Stored dataset items

--*--

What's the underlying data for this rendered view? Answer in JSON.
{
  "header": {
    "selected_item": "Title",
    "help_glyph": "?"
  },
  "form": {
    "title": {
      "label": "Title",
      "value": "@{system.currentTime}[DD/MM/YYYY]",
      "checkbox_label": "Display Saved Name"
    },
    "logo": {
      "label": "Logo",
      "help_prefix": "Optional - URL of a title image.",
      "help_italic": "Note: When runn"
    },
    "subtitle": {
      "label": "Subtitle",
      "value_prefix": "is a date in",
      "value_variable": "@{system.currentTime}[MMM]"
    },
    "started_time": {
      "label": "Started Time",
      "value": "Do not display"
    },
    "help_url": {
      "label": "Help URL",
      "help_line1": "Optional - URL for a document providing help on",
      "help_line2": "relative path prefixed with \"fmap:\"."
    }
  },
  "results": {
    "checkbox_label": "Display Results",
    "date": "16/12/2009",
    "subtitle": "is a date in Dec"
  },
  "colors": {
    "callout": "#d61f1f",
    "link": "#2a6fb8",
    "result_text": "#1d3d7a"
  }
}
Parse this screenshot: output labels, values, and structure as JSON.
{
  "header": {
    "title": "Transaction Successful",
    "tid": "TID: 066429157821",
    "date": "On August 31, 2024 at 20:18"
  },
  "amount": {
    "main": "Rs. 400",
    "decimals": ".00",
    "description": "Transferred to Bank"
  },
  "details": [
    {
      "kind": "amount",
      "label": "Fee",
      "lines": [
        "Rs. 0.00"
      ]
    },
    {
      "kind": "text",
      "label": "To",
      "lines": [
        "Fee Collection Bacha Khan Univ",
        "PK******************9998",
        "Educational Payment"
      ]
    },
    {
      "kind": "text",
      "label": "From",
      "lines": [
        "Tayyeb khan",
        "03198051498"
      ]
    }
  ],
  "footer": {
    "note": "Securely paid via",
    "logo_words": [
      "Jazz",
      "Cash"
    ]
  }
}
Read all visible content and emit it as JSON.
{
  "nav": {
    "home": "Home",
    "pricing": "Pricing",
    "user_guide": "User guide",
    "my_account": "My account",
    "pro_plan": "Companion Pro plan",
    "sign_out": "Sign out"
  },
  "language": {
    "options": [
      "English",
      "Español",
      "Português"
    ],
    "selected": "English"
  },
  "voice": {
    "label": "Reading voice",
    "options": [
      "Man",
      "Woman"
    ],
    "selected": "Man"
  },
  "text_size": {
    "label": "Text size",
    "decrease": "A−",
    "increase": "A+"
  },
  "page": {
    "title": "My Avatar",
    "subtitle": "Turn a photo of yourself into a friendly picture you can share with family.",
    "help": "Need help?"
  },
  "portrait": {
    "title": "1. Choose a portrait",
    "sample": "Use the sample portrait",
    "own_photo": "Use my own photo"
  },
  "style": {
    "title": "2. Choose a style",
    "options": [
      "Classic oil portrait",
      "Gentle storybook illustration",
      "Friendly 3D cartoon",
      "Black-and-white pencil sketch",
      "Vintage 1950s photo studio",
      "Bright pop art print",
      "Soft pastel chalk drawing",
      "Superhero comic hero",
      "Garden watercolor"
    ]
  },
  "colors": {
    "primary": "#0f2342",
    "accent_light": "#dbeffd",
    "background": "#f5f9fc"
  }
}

--*--

__TASK__: Each line of the material that holds the string "currentTime" counts once; give the total alone.

__EXERCISE RESPONSE__: 2